== SHORT EXERCISE ==
Return the records in full, exactly as given.

[MATERIAL start]

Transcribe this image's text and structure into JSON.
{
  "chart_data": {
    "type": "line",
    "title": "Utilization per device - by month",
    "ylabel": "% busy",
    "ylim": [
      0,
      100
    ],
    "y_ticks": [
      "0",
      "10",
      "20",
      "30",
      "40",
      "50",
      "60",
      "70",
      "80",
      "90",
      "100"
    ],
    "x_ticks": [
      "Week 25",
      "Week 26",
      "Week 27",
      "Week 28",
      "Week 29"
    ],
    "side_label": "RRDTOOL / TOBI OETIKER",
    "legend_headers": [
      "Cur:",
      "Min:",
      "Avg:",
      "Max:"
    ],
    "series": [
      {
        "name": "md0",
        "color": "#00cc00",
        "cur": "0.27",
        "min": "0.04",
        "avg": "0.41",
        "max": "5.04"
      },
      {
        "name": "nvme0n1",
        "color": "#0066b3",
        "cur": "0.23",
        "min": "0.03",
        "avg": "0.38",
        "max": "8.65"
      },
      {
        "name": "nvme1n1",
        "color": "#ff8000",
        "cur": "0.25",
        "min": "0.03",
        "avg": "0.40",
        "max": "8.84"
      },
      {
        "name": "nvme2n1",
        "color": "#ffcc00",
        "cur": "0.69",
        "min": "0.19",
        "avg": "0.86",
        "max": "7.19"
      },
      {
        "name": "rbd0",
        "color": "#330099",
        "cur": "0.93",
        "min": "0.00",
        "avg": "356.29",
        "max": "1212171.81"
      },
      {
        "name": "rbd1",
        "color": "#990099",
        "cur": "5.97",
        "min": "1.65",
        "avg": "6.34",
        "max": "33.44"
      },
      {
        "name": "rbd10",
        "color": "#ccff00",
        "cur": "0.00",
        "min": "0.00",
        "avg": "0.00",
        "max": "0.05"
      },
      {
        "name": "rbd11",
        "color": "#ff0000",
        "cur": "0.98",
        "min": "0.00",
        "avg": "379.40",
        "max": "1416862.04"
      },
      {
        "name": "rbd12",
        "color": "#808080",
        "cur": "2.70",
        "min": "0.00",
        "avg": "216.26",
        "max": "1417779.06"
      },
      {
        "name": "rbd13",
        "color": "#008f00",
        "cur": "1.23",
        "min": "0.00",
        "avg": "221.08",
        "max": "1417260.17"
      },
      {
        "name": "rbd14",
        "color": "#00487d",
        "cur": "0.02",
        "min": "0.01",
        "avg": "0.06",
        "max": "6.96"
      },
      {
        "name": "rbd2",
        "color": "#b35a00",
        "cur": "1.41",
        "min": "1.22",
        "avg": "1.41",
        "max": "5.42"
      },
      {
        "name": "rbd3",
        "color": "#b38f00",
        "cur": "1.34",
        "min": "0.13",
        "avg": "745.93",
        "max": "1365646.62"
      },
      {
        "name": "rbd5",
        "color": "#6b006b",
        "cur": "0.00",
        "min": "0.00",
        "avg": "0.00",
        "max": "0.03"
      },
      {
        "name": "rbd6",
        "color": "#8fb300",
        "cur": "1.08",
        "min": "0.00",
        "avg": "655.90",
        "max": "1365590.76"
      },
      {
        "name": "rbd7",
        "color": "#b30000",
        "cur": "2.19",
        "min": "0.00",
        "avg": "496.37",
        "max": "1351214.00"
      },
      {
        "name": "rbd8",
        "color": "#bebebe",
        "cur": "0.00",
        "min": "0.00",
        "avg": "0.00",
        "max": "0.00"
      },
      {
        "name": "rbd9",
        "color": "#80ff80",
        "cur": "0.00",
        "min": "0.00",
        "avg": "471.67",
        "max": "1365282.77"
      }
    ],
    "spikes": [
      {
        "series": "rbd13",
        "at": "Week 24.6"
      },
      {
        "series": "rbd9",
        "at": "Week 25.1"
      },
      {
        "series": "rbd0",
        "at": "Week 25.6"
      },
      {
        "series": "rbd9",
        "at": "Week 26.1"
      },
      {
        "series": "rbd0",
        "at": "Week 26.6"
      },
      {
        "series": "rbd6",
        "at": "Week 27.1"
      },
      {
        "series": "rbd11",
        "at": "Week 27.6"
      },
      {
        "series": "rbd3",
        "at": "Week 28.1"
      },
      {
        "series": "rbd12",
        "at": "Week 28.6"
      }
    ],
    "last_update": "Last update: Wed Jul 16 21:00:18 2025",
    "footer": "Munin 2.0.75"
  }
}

[MATERIAL end]

== COMPLETE ANSWER ==
Transcribe this image's text and structure into JSON.
{
  "chart_data": {
    "type": "line",
    "title": "Utilization per device - by month",
    "ylabel": "% busy",
    "ylim": [
      0,
      100
    ],
    "y_ticks": [
      "0",
      "10",
      "20",
      "30",
      "40",
      "50",
      "60",
      "70",
      "80",
      "90",
      "100"
    ],
    "x_ticks": [
      "Week 25",
      "Week 26",
      "Week 27",
      "Week 28",
      "Week 29"
    ],
    "side_label": "RRDTOOL / TOBI OETIKER",
    "legend_headers": [
      "Cur:",
      "Min:",
      "Avg:",
      "Max:"
    ],
    "series": [
      {
        "name": "md0",
        "color": "#00cc00",
        "cur": "0.27",
        "min": "0.04",
        "avg": "0.41",
        "max": "5.04"
      },
      {
        "name": "nvme0n1",
        "color": "#0066b3",
        "cur": "0.23",
        "min": "0.03",
        "avg": "0.38",
        "max": "8.65"
      },
      {
        "name": "nvme1n1",
        "color": "#ff8000",
        "cur": "0.25",
        "min": "0.03",
        "avg": "0.40",
        "max": "8.84"
      },
      {
        "name": "nvme2n1",
        "color": "#ffcc00",
        "cur": "0.69",
        "min": "0.19",
        "avg": "0.86",
        "max": "7.19"
      },
      {
        "name": "rbd0",
        "color": "#330099",
        "cur": "0.93",
        "min": "0.00",
        "avg": "356.29",
        "max": "1212171.81"
      },
      {
        "name": "rbd1",
        "color": "#990099",
        "cur": "5.97",
        "min": "1.65",
        "avg": "6.34",
        "max": "33.44"
      },
      {
        "name": "rbd10",
        "color": "#ccff00",
        "cur": "0.00",
        "min": "0.00",
        "avg": "0.00",
        "max": "0.05"
      },
      {
        "name": "rbd11",
        "color": "#ff0000",
        "cur": "0.98",
        "min": "0.00",
        "avg": "379.40",
        "max": "1416862.04"
      },
      {
        "name": "rbd12",
        "color": "#808080",
        "cur": "2.70",
        "min": "0.00",
        "avg": "216.26",
        "max": "1417779.06"
      },
      {
        "name": "rbd13",
        "color": "#008f00",
        "cur": "1.23",
        "min": "0.00",
        "avg": "221.08",
        "max": "1417260.17"
      },
      {
        "name": "rbd14",
        "color": "#00487d",
        "cur": "0.02",
        "min": "0.01",
        "avg": "0.06",
        "max": "6.96"
      },
      {
        "name": "rbd2",
        "color": "#b35a00",
        "cur": "1.41",
        "min": "1.22",
        "avg": "1.41",
        "max": "5.42"
      },
      {
        "name": "rbd3",
        "color": "#b38f00",
        "cur": "1.34",
        "min": "0.13",
        "avg": "745.93",
        "max": "1365646.62"
      },
      {
        "name": "rbd5",
        "color": "#6b006b",
        "cur": "0.00",
        "min": "0.00",
        "avg": "0.00",
        "max": "0.03"
      },
      {
        "name": "rbd6",
        "color": "#8fb300",
        "cur": "1.08",
        "min": "0.00",
        "avg": "655.90",
        "max": "1365590.76"
      },
      {
        "name": "rbd7",
        "color": "#b30000",
        "cur": "2.19",
        "min": "0.00",
        "avg": "496.37",
        "max": "1351214.00"
      },
      {
        "name": "rbd8",
        "color": "#bebebe",
        "cur": "0.00",
        "min": "0.00",
        "avg": "0.00",
        "max": "0.00"
      },
      {
        "name": "rbd9",
        "color": "#80ff80",
        "cur": "0.00",
        "min": "0.00",
        "avg": "471.67",
        "max": "1365282.77"
      }
    ],
    "spikes": [
      {
        "series": "rbd13",
        "at": "Week 24.6"
      },
      {
        "series": "rbd9",
        "at": "Week 25.1"
      },
      {
        "series": "rbd0",
        "at": "Week 25.6"
      },
      {
        "series": "rbd9",
        "at": "Week 26.1"
      },
      {
        "series": "rbd0",
        "at": "Week 26.6"
      },
      {
        "series": "rbd6",
        "at": "Week 27.1"
      },
      {
        "series": "rbd11",
        "at": "Week 27.6"
      },
      {
        "series": "rbd3",
        "at": "Week 28.1"
      },
      {
        "series": "rbd12",
        "at": "Week 28.6"
      }
    ],
    "last_update": "Last update: Wed Jul 16 21:00:18 2025",
    "footer": "Munin 2.0.75"
  }
}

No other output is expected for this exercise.